* BEGIN Records shown *

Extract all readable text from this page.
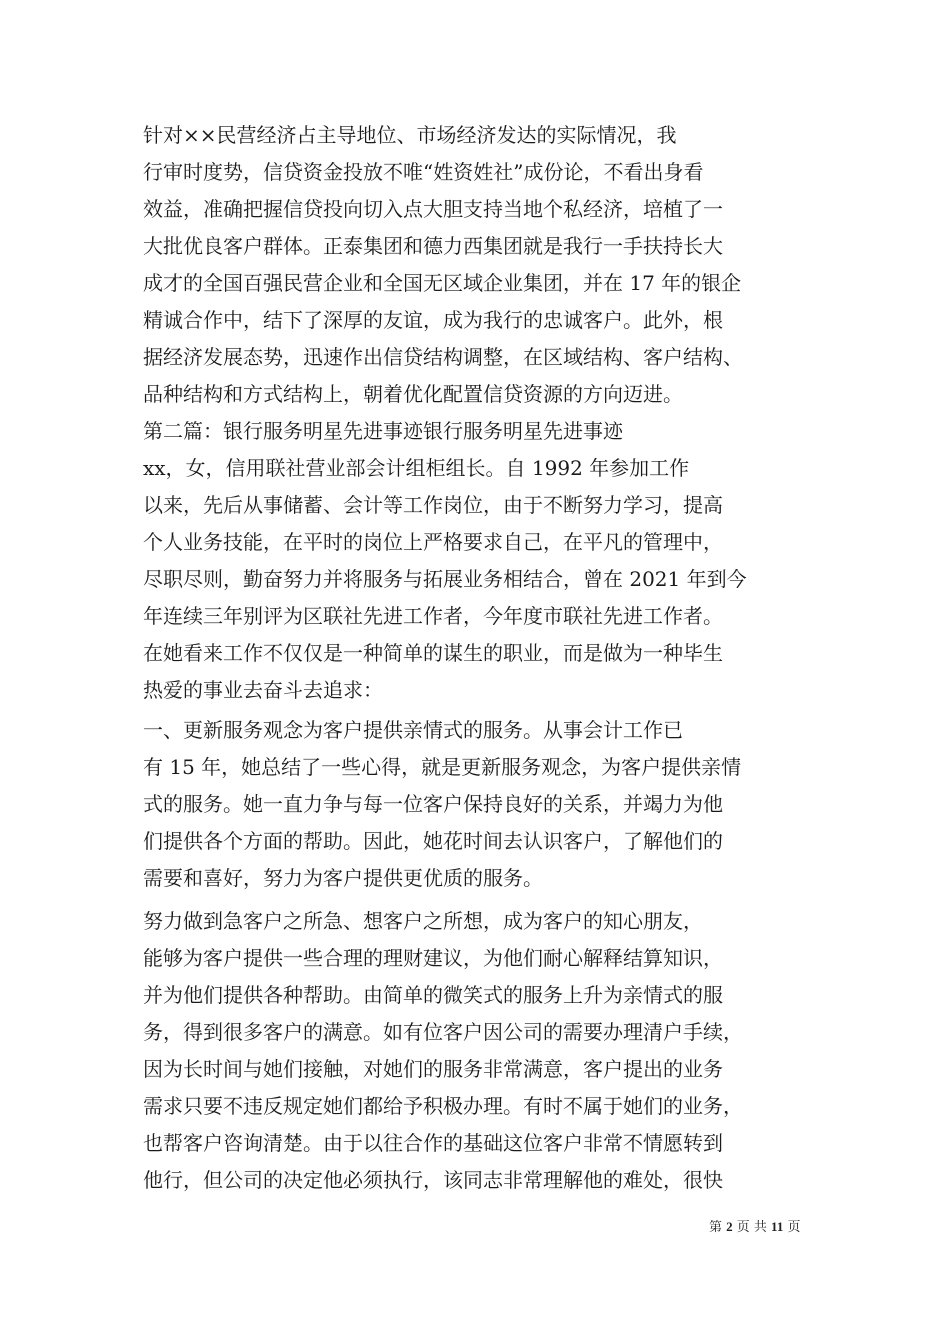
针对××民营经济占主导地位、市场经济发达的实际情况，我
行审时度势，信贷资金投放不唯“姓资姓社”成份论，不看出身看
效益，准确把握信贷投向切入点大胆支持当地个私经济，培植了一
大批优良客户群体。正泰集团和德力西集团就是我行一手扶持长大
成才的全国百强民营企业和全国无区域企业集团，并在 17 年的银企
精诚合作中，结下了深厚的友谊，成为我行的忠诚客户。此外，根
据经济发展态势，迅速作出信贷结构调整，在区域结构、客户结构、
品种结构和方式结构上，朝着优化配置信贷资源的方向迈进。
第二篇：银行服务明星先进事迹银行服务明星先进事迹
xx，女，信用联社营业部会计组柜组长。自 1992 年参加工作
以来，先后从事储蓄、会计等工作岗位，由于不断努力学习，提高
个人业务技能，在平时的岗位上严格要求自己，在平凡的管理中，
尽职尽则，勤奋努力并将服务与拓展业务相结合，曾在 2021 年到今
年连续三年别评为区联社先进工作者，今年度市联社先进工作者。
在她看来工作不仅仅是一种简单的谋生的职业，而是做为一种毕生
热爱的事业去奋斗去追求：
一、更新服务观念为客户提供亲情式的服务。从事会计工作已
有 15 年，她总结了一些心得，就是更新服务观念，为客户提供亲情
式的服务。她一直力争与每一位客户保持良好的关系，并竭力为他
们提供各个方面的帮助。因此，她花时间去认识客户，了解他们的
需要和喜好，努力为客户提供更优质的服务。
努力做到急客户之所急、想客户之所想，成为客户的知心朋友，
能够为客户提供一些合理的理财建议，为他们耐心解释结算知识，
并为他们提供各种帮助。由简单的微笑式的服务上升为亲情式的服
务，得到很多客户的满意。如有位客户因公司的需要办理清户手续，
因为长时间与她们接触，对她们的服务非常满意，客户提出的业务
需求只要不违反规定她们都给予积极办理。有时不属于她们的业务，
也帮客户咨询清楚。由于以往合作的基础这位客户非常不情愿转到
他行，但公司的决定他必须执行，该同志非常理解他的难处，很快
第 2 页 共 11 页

* END Records shown *

• **What the exercise asks**
Give an exact reproduction of every line, leaving out any picture.

• **Finished task**
Extract all readable text from this page.
针对××民营经济占主导地位、市场经济发达的实际情况，我
行审时度势，信贷资金投放不唯“姓资姓社”成份论，不看出身看
效益，准确把握信贷投向切入点大胆支持当地个私经济，培植了一
大批优良客户群体。正泰集团和德力西集团就是我行一手扶持长大
成才的全国百强民营企业和全国无区域企业集团，并在 17 年的银企
精诚合作中，结下了深厚的友谊，成为我行的忠诚客户。此外，根
据经济发展态势，迅速作出信贷结构调整，在区域结构、客户结构、
品种结构和方式结构上，朝着优化配置信贷资源的方向迈进。
第二篇：银行服务明星先进事迹银行服务明星先进事迹
xx，女，信用联社营业部会计组柜组长。自 1992 年参加工作
以来，先后从事储蓄、会计等工作岗位，由于不断努力学习，提高
个人业务技能，在平时的岗位上严格要求自己，在平凡的管理中，
尽职尽则，勤奋努力并将服务与拓展业务相结合，曾在 2021 年到今
年连续三年别评为区联社先进工作者，今年度市联社先进工作者。
在她看来工作不仅仅是一种简单的谋生的职业，而是做为一种毕生
热爱的事业去奋斗去追求：
一、更新服务观念为客户提供亲情式的服务。从事会计工作已
有 15 年，她总结了一些心得，就是更新服务观念，为客户提供亲情
式的服务。她一直力争与每一位客户保持良好的关系，并竭力为他
们提供各个方面的帮助。因此，她花时间去认识客户，了解他们的
需要和喜好，努力为客户提供更优质的服务。
努力做到急客户之所急、想客户之所想，成为客户的知心朋友，
能够为客户提供一些合理的理财建议，为他们耐心解释结算知识，
并为他们提供各种帮助。由简单的微笑式的服务上升为亲情式的服
务，得到很多客户的满意。如有位客户因公司的需要办理清户手续，
因为长时间与她们接触，对她们的服务非常满意，客户提出的业务
需求只要不违反规定她们都给予积极办理。有时不属于她们的业务，
也帮客户咨询清楚。由于以往合作的基础这位客户非常不情愿转到
他行，但公司的决定他必须执行，该同志非常理解他的难处，很快
第 2 页 共 11 页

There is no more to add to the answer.